In Twyne's Case, the facts that the sale was accompanied by a secret trust in favor of the debtor, and that the vendor remained in possession, showed that it was not intended as a bona fide preference to the creditor, but merely as a trick to keep the property away from the other cerditors.
But where a person, being lawfully indebted to several creditors, makes a mortgage or other conveyance to one for the open and avowed purpose of preferring him, then, in the absence of a law of the forum prohibiting preferences, such mortgage or conveyance is valid, though it may operate to bar other creditors from obtaining satisfaction of their debts. A mortgage which may have the effect of hindering other creditors is not necessarily unlawful, though a mortgage given to defraud them is always so. Stewart v. Dunham, 115 U.S. 61 , 5 Sup. Ct. 1163; Estes v. Gunter, 122 U.S. 450 , 7 Sup. Ct. 1275; Smith v. Craft, 120 [155 U.S. 631, 640] U. S. 436, 8 Sup. Ct. 196; Huntley v. Kingman & Co., 152 U.S. 527 , 14 Sup. Ct. 688; Lead Co. v. Haas, 73 Iowa, 399, 33 N. W. 657, and 35 N. W. 494, and cases cited.
In this case the preferred creditors receive no more than they are entitled by law to have, and the fact that they know that other creditors will suffer by their preference does not show a want of good faith. The effect of every mortgage to a creditor as security for the payment of a pre-existing debt is to withdraw the value of the property covered by the security from the assets of the debtor, which would otherwise be available in satisfaction of his other debts. But unless a general bankrupt law, or a law of the particular state, makes the preference illegal, it is difficult to see why mortgages given under the circumstances that these were given should be held to be invalid. The fact that they were given at night, under the instant apprehension of legal proceedings, and that their execution was followed by an immediate delivery of possession, only indicates that the insolvent debtor wished, in the selection of his creditors, to prefer his own friends, rather than the plaintiffs, who would have secured to themselves the position of preferred creditors by suing out attachments and levying upon his property. In short, they were attempting to do what the mortgagees themselves successfully carried out. The equities of the latter are at least equal to those of the plaintiffs. We do not understand it to have ever been doubted that a debtor may openly prefer one creditor to the rest, and may transfer property to him, or give him security, even after others have begun their actions. Holbird v. Anderson, 5 Term R. 235. In this case it was said by Lord Kenyon (page 238 ): 'The words of the statute 13 Eliz. do not apply to this case, for this warrant of attorney was given on a good consideration; and the other words in the act, 'bona fide,' only apply to those cases where possession is not delivered, or where it is merely colorable.' See, also, Estwick v. Caillaud, Id. 420.
The fact that the execution of the mortgages was immediately followed by a delivery of possession of the property mortgaged, so far from being a badge of fraud, has rather a contrary tendency, and was evidently resorted to to avoid an implication of fraud from the retention of possession by the [155 U.S. 631, 641] mortgagor. A prompt and vigorous enforcement of an honest debt is by no means indicative of fraud, and it does not lie in the mouth of the plaintiffs, who are themselves taking steps in the same direction as the mortgagees, to cavil at their success.

Data excerpts:
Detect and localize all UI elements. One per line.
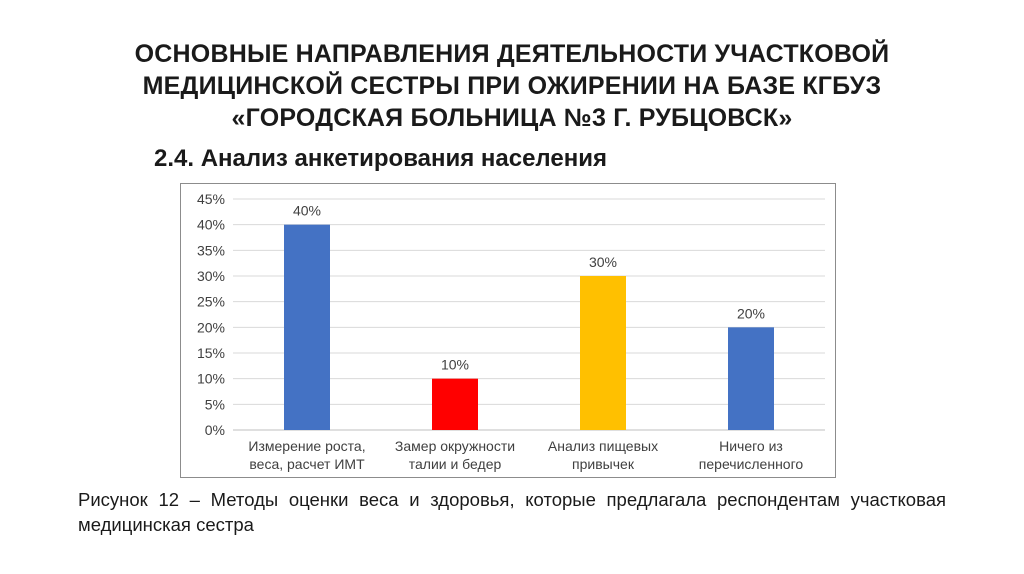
- bar: [580, 276, 626, 430]
- slide-title-line-3: «ГОРОДСКАЯ БОЛЬНИЦА №3 Г. РУБЦОВСК»: [231, 104, 793, 132]
- y-tick-label: 30%: [197, 268, 225, 284]
- y-tick-label: 15%: [197, 345, 225, 361]
- x-tick-label: веса, расчет ИМТ: [249, 456, 365, 472]
- y-tick-label: 25%: [197, 294, 225, 310]
- data-label: 20%: [737, 305, 765, 321]
- x-tick-label: привычек: [572, 456, 635, 472]
- y-tick-label: 45%: [197, 191, 225, 207]
- x-tick-label: талии и бедер: [409, 456, 502, 472]
- bar-chart: 0% 5% 10% 15% 20% 25% 30% 35% 40% 45% 40% Измерение…: [197, 191, 825, 472]
- slide-title-line-1: ОСНОВНЫЕ НАПРАВЛЕНИЯ ДЕЯТЕЛЬНОСТИ УЧАСТК…: [134, 40, 890, 68]
- x-tick-label: перечисленного: [699, 456, 804, 472]
- data-label: 40%: [293, 203, 321, 219]
- data-label: 10%: [441, 357, 469, 373]
- bar: [728, 327, 774, 430]
- x-tick-label: Анализ пищевых: [548, 438, 658, 454]
- section-subtitle: 2.4. Анализ анкетирования населения: [154, 145, 607, 172]
- y-tick-label: 0%: [205, 422, 225, 438]
- data-label: 30%: [589, 254, 617, 270]
- x-tick-label: Замер окружности: [395, 438, 515, 454]
- slide-title: ОСНОВНЫЕ НАПРАВЛЕНИЯ ДЕЯТЕЛЬНОСТИ УЧАСТК…: [0, 38, 1024, 134]
- y-tick-label: 20%: [197, 319, 225, 335]
- slide-title-line-2: МЕДИЦИНСКОЙ СЕСТРЫ ПРИ ОЖИРЕНИИ НА БАЗЕ …: [142, 72, 882, 100]
- x-tick-label: Измерение роста,: [248, 438, 365, 454]
- chart-frame: 0% 5% 10% 15% 20% 25% 30% 35% 40% 45% 40% Измерение…: [180, 183, 836, 478]
- y-tick-label: 10%: [197, 371, 225, 387]
- bar: [284, 224, 330, 430]
- bar: [432, 378, 478, 430]
- y-tick-label: 40%: [197, 217, 225, 233]
- x-tick-label: Ничего из: [719, 438, 783, 454]
- y-tick-label: 5%: [205, 396, 225, 412]
- figure-caption: Рисунок 12 – Методы оценки веса и здоров…: [78, 489, 946, 535]
- y-tick-label: 35%: [197, 242, 225, 258]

Challenge A: In the court opinion on preferring creditors, what did Lord Kenyon say the words "bona fide" in the statute apply to?
Challenge B: Retype the stretch of the court opinion on preferring creditors from "The fact that the execution" through "at their success.".
Challenge C: Write the next part of the court opinion on mortgages that prefer one creditor over others.

Result A: Only to cases where possession is not delivered, or where it is merely colorable.

Result B:
The fact that the execution of the mortgages was immediately followed by a delivery of possession of the property mortgaged, so far from being a badge of fraud, has rather a contrary tendency, and was evidently resorted to to avoid an implication of fraud from the retention of possession by the [155 U.S. 631, 641] mortgagor. A prompt and vigorous enforcement of an honest debt is by no means indicative of fraud, and it does not lie in the mouth of the plaintiffs, who are themselves taking steps in the same direction as the mortgagees, to cavil at their success.

Result C:
It is also true that, by the law of Iowa respecting assignments for the benefit of creditors, preferences are forbidden; but the authorities in that state hold that a sale or mortgage to pay or secure the payment of preexisting bona fide debts is not to be considered an assignment within the statute, even when made in contemplation of insolvency, or when the debtor, by the mortgage, intends to hinder other creditors who are about to obtain liens upon his property, unless, at least, the mortgage was intended to operate, not as a security, but as a general assignment for the benefit of creditors, or is made in such connection with a general assignment as to constitute both but one and the same transaction. Farwell v. Howard, 26 Iowa, 381; Lead Co. v. Haas, 73 Iowa, 399, 33 N. W. 657, and 35 N. W. 494; Gage v. Parry, 69 Iowa, 605, 29 N. W. 822; Kohn v. Clement, 58 Iowa, 589, 12 N. W. 550; Aulman v. Aulman, 71 Iowa. 124, 32 N. W. 240.
It is sometimes difficult to determine whether a particular instrument is a mortgage or an assignment with preferences. The test most frequently applied is whether the conveyance is of all the property of the debtor, and is made to a trustee for the benefit of certain creditors. In such cases it is usually held to be an assignment, but, if the conveyance be made directly to the creditor himself, it is ordinarily treated as a chattel mortgage. Jones, Chat. Mortg. 352a; Burrill, Assignm. p. 11.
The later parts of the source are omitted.